(PROBLEM REQUIREMENTS) Records follow. Copy every line with "chunki".
-- begin --
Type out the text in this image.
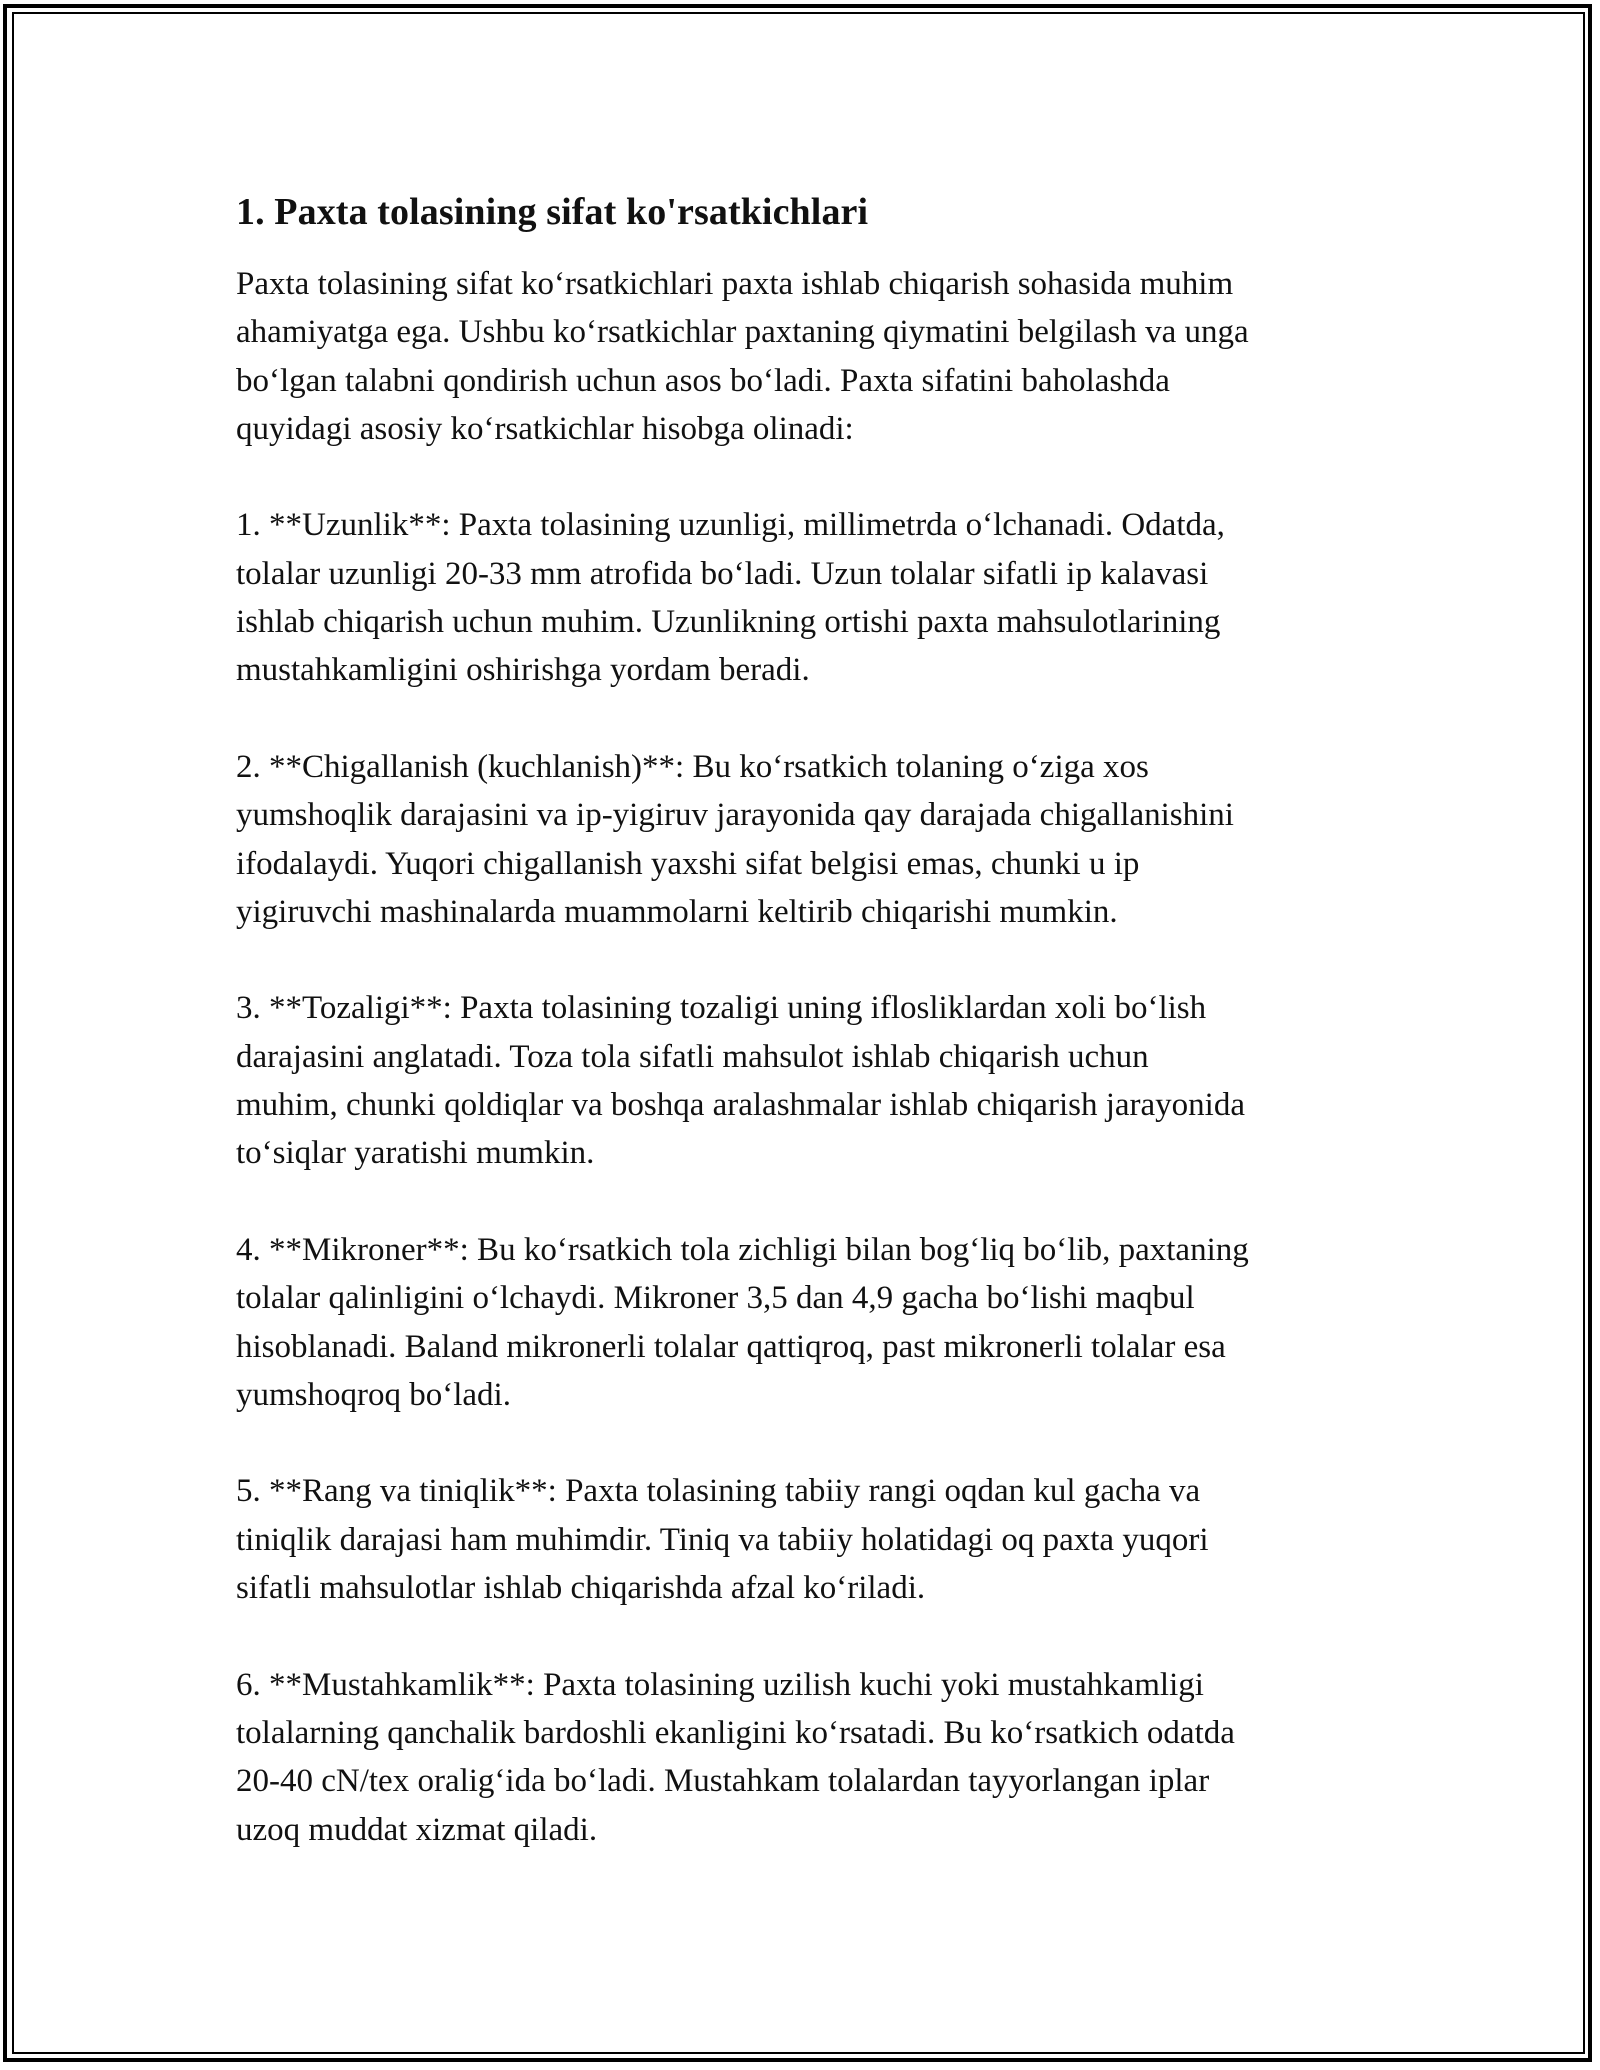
1. Paxta tolasining sifat ko'rsatkichlari

Paxta tolasining sifat koʻrsatkichlari paxta ishlab chiqarish sohasida muhim
ahamiyatga ega. Ushbu koʻrsatkichlar paxtaning qiymatini belgilash va unga
boʻlgan talabni qondirish uchun asos boʻladi. Paxta sifatini baholashda
quyidagi asosiy koʻrsatkichlar hisobga olinadi:

1. **Uzunlik**: Paxta tolasining uzunligi, millimetrda oʻlchanadi. Odatda,
tolalar uzunligi 20-33 mm atrofida boʻladi. Uzun tolalar sifatli ip kalavasi
ishlab chiqarish uchun muhim. Uzunlikning ortishi paxta mahsulotlarining
mustahkamligini oshirishga yordam beradi.

2. **Chigallanish (kuchlanish)**: Bu koʻrsatkich tolaning oʻziga xos
yumshoqlik darajasini va ip-yigiruv jarayonida qay darajada chigallanishini
ifodalaydi. Yuqori chigallanish yaxshi sifat belgisi emas, chunki u ip
yigiruvchi mashinalarda muammolarni keltirib chiqarishi mumkin.

3. **Tozaligi**: Paxta tolasining tozaligi uning iflosliklardan xoli boʻlish
darajasini anglatadi. Toza tola sifatli mahsulot ishlab chiqarish uchun
muhim, chunki qoldiqlar va boshqa aralashmalar ishlab chiqarish jarayonida
toʻsiqlar yaratishi mumkin.

4. **Mikroner**: Bu koʻrsatkich tola zichligi bilan bogʻliq boʻlib, paxtaning
tolalar qalinligini oʻlchaydi. Mikroner 3,5 dan 4,9 gacha boʻlishi maqbul
hisoblanadi. Baland mikronerli tolalar qattiqroq, past mikronerli tolalar esa
yumshoqroq boʻladi.

5. **Rang va tiniqlik**: Paxta tolasining tabiiy rangi oqdan kul gacha va
tiniqlik darajasi ham muhimdir. Tiniq va tabiiy holatidagi oq paxta yuqori
sifatli mahsulotlar ishlab chiqarishda afzal koʻriladi.

6. **Mustahkamlik**: Paxta tolasining uzilish kuchi yoki mustahkamligi
tolalarning qanchalik bardoshli ekanligini koʻrsatadi. Bu koʻrsatkich odatda
20-40 cN/tex oraligʻida boʻladi. Mustahkam tolalardan tayyorlangan iplar
uzoq muddat xizmat qiladi.
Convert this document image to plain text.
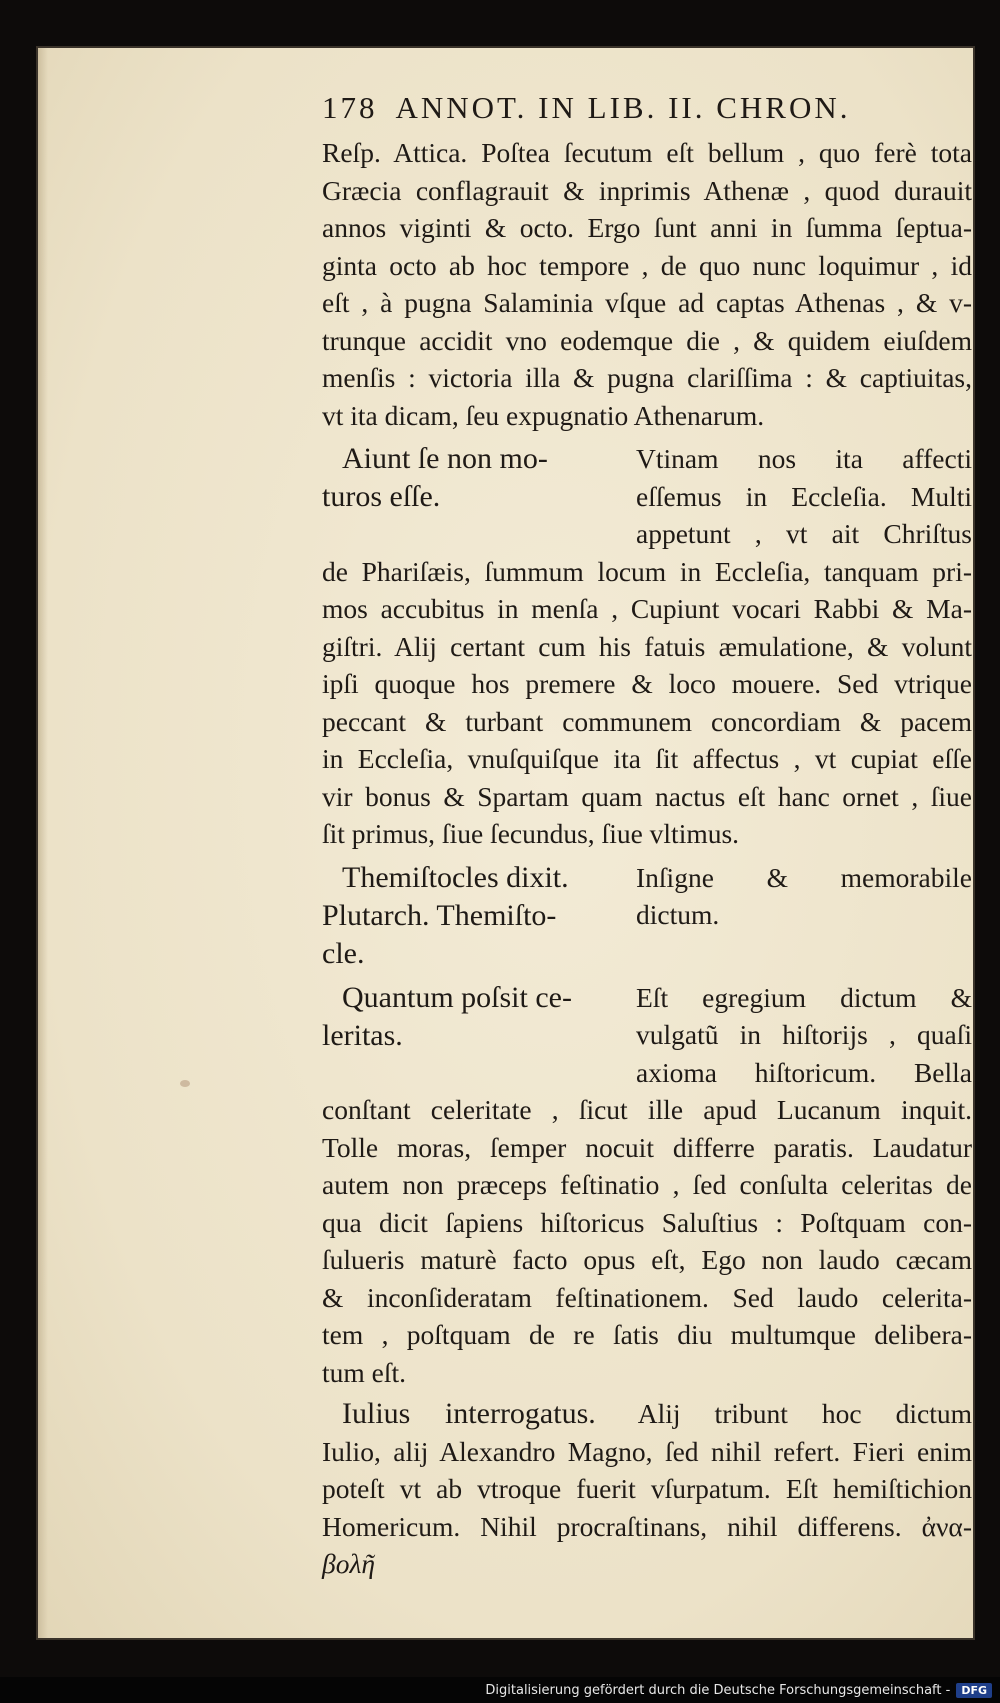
178 ANNOT. IN LIB. II. CHRON.

Reſp. Attica. Poſtea ſecutum eſt bellum , quo ferè tota

Græcia conflagrauit & inprimis Athenæ , quod durauit

annos viginti & octo. Ergo ſunt anni in ſumma ſeptua-

ginta octo ab hoc tempore , de quo nunc loquimur , id

eſt , à pugna Salaminia vſque ad captas Athenas , & v-

trunque accidit vno eodemque die , & quidem eiuſdem

menſis : victoria illa & pugna clariſſima : & captiuitas,

vt ita dicam, ſeu expugnatio Athenarum.

Aiunt ſe non mo-

turos eſſe.

Vtinam nos ita affecti

eſſemus in Eccleſia. Multi

appetunt , vt ait Chriſtus

de Phariſæis, ſummum locum in Eccleſia, tanquam pri-

mos accubitus in menſa , Cupiunt vocari Rabbi & Ma-

giſtri. Alij certant cum his fatuis æmulatione, & volunt

ipſi quoque hos premere & loco mouere. Sed vtrique

peccant & turbant communem concordiam & pacem

in Eccleſia, vnuſquiſque ita ſit affectus , vt cupiat eſſe

vir bonus & Spartam quam nactus eſt hanc ornet , ſiue

ſit primus, ſiue ſecundus, ſiue vltimus.

Themiſtocles dixit.

Plutarch. Themiſto-

cle.

Inſigne & memorabile

dictum.

Quantum poſsit ce-

leritas.

Eſt egregium dictum &

vulgatũ in hiſtorijs , quaſi

axioma hiſtoricum. Bella

conſtant celeritate , ſicut ille apud Lucanum inquit.

Tolle moras, ſemper nocuit differre paratis. Laudatur

autem non præceps feſtinatio , ſed conſulta celeritas de

qua dicit ſapiens hiſtoricus Saluſtius : Poſtquam con-

ſulueris maturè facto opus eſt, Ego non laudo cæcam

& inconſideratam feſtinationem. Sed laudo celerita-

tem , poſtquam de re ſatis diu multumque delibera-

tum eſt.

Iulius interrogatus. Alij tribunt hoc dictum

Iulio, alij Alexandro Magno, ſed nihil refert. Fieri enim

poteſt vt ab vtroque fuerit vſurpatum. Eſt hemiſtichion

Homericum. Nihil procraſtinans, nihil differens. ἀνα-

βολῆ

Digitalisierung gefördert durch die Deutsche Forschungsgemeinschaft -	DFG
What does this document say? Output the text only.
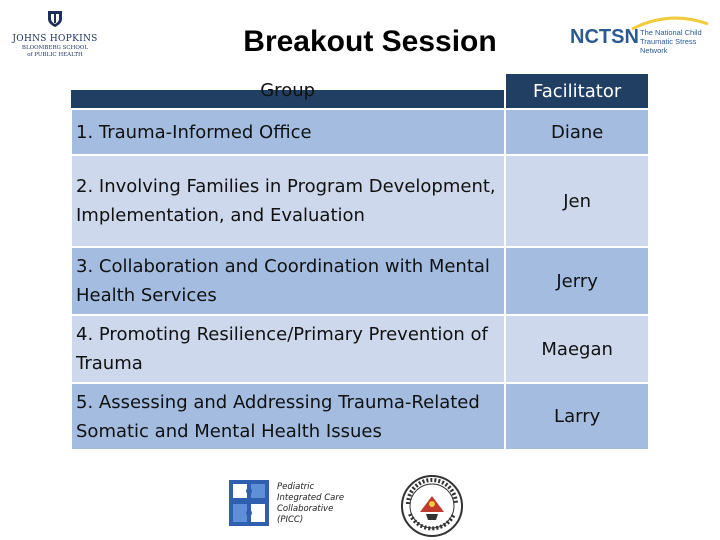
JOHNS HOPKINS
BLOOMBERG SCHOOL
of PUBLIC HEALTH	Breakout Session	NCTSN The National Child
Traumatic Stress Network
Group	Facilitator
1. Trauma-Informed Office	Diane
2. Involving Families in Program Development, Implementation, and Evaluation	Jen
3. Collaboration and Coordination with Mental Health Services	Jerry
4. Promoting Resilience/Primary Prevention of Trauma	Maegan
5. Assessing and Addressing Trauma-Related Somatic and Mental Health Issues	Larry
Pediatric
Integrated Care
Collaborative
(PICC)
-- end --
(FINAL RESULT)
ifodalaydi. Yuqori chigallanish yaxshi sifat belgisi emas, chunki u ip
muhim, chunki qoldiqlar va boshqa aralashmalar ishlab chiqarish jarayonida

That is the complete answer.